▶ YOUR OBJECTIVE: Repeat the records below exactly, leaving out every picture.

══ SOURCE RECORDS ══

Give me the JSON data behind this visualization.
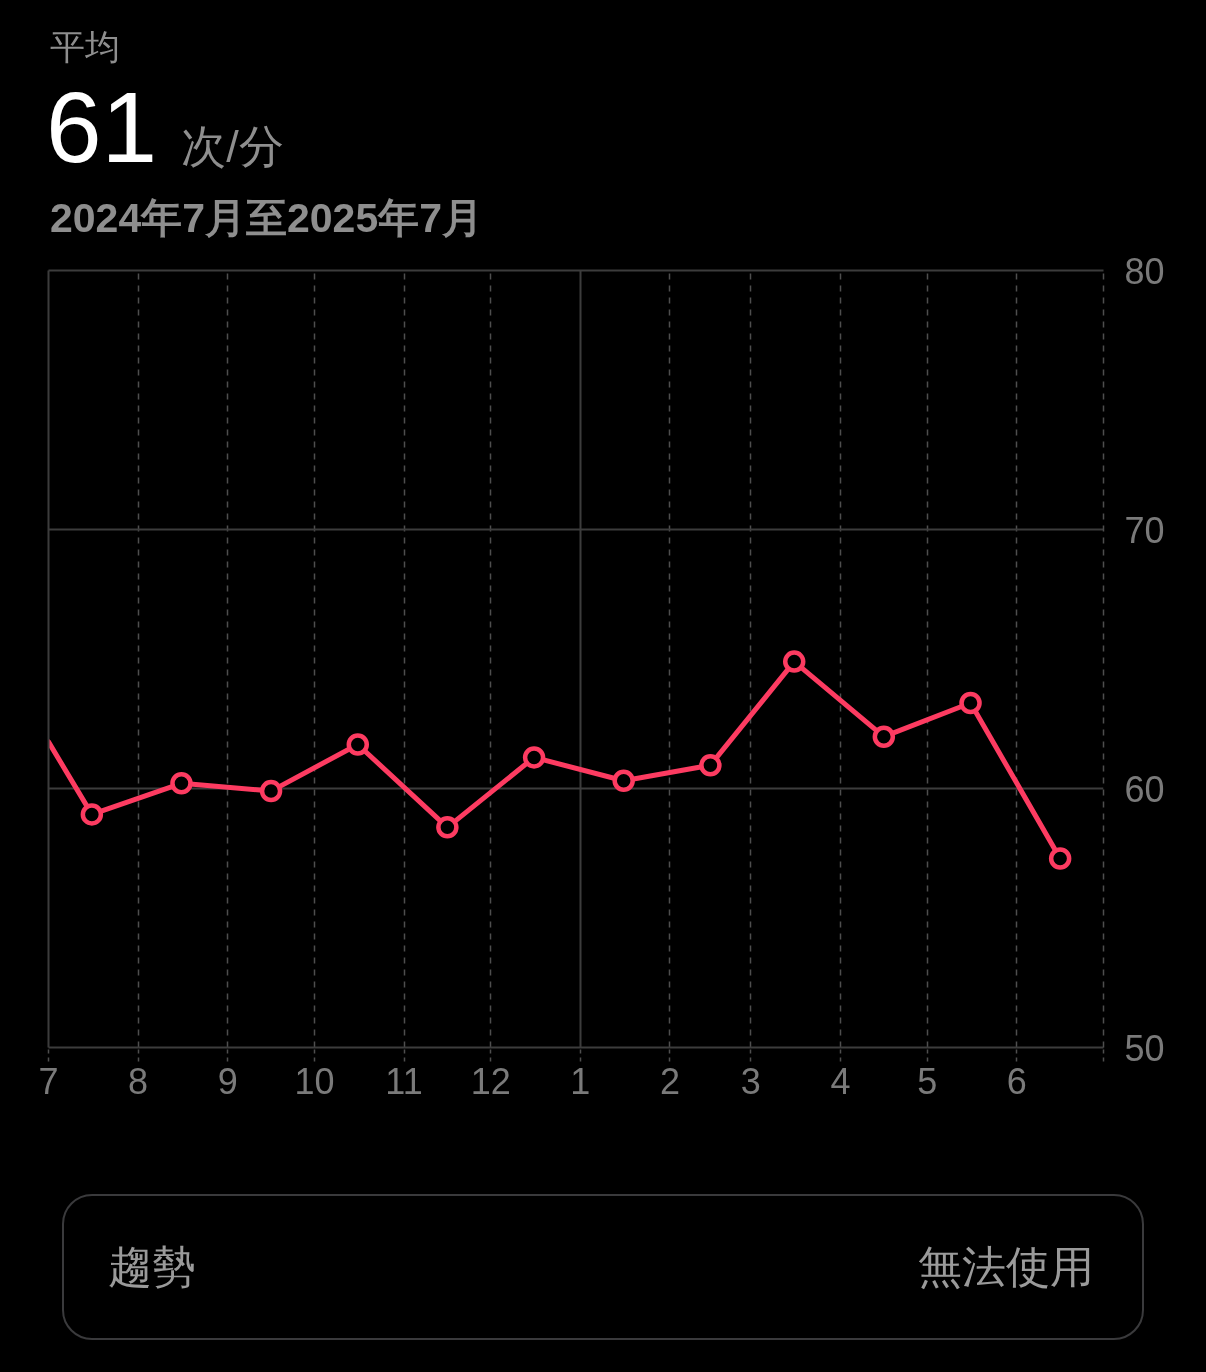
{
  "chart_data": {
    "type": "line",
    "title": "平均",
    "subtitle": "2024年7月至2025年7月",
    "annotations": [
      "61",
      "次/分",
      "趨勢",
      "無法使用"
    ],
    "x": [
      "2024-07-16",
      "2024-08-16",
      "2024-09-16",
      "2024-10-16",
      "2024-11-16",
      "2024-12-16",
      "2025-01-16",
      "2025-02-15",
      "2025-03-16",
      "2025-04-16",
      "2025-05-16",
      "2025-06-16"
    ],
    "series": [
      {
        "color": "#fd3b61",
        "x": [
          "2024-07-01",
          "2024-07-16"
        ],
        "values": [
          61.8,
          59.0
        ]
      },
      {
        "color": "#fd3b61",
        "values": [
          59.0,
          60.2,
          59.9,
          61.7,
          58.5,
          61.2,
          60.3,
          60.9,
          64.9,
          62.0,
          63.3,
          57.3
        ],
        "marker": "circle"
      }
    ],
    "xlim": [
      "2024-07-01",
      "2025-07-01"
    ],
    "xticks": [
      {
        "value": "2024-07-01",
        "label": "7"
      },
      {
        "value": "2024-08-01",
        "label": "8"
      },
      {
        "value": "2024-09-01",
        "label": "9"
      },
      {
        "value": "2024-10-01",
        "label": "10"
      },
      {
        "value": "2024-11-01",
        "label": "11"
      },
      {
        "value": "2024-12-01",
        "label": "12"
      },
      {
        "value": "2025-01-01",
        "label": "1"
      },
      {
        "value": "2025-02-01",
        "label": "2"
      },
      {
        "value": "2025-03-01",
        "label": "3"
      },
      {
        "value": "2025-04-01",
        "label": "4"
      },
      {
        "value": "2025-05-01",
        "label": "5"
      },
      {
        "value": "2025-06-01",
        "label": "6"
      },
      {
        "value": "2025-07-01",
        "label": null
      }
    ],
    "ylim": [
      50,
      80
    ],
    "yticks": [
      50,
      60,
      70,
      80
    ],
    "grid": true,
    "line_style": "solid"
  }
}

═══

▶ FULL ANSWER:
Give me the JSON data behind this visualization.
{
  "chart_data": {
    "type": "line",
    "title": "平均",
    "subtitle": "2024年7月至2025年7月",
    "annotations": [
      "61",
      "次/分",
      "趨勢",
      "無法使用"
    ],
    "x": [
      "2024-07-16",
      "2024-08-16",
      "2024-09-16",
      "2024-10-16",
      "2024-11-16",
      "2024-12-16",
      "2025-01-16",
      "2025-02-15",
      "2025-03-16",
      "2025-04-16",
      "2025-05-16",
      "2025-06-16"
    ],
    "series": [
      {
        "color": "#fd3b61",
        "x": [
          "2024-07-01",
          "2024-07-16"
        ],
        "values": [
          61.8,
          59.0
        ]
      },
      {
        "color": "#fd3b61",
        "values": [
          59.0,
          60.2,
          59.9,
          61.7,
          58.5,
          61.2,
          60.3,
          60.9,
          64.9,
          62.0,
          63.3,
          57.3
        ],
        "marker": "circle"
      }
    ],
    "xlim": [
      "2024-07-01",
      "2025-07-01"
    ],
    "xticks": [
      {
        "value": "2024-07-01",
        "label": "7"
      },
      {
        "value": "2024-08-01",
        "label": "8"
      },
      {
        "value": "2024-09-01",
        "label": "9"
      },
      {
        "value": "2024-10-01",
        "label": "10"
      },
      {
        "value": "2024-11-01",
        "label": "11"
      },
      {
        "value": "2024-12-01",
        "label": "12"
      },
      {
        "value": "2025-01-01",
        "label": "1"
      },
      {
        "value": "2025-02-01",
        "label": "2"
      },
      {
        "value": "2025-03-01",
        "label": "3"
      },
      {
        "value": "2025-04-01",
        "label": "4"
      },
      {
        "value": "2025-05-01",
        "label": "5"
      },
      {
        "value": "2025-06-01",
        "label": "6"
      },
      {
        "value": "2025-07-01",
        "label": null
      }
    ],
    "ylim": [
      50,
      80
    ],
    "yticks": [
      50,
      60,
      70,
      80
    ],
    "grid": true,
    "line_style": "solid"
  }
}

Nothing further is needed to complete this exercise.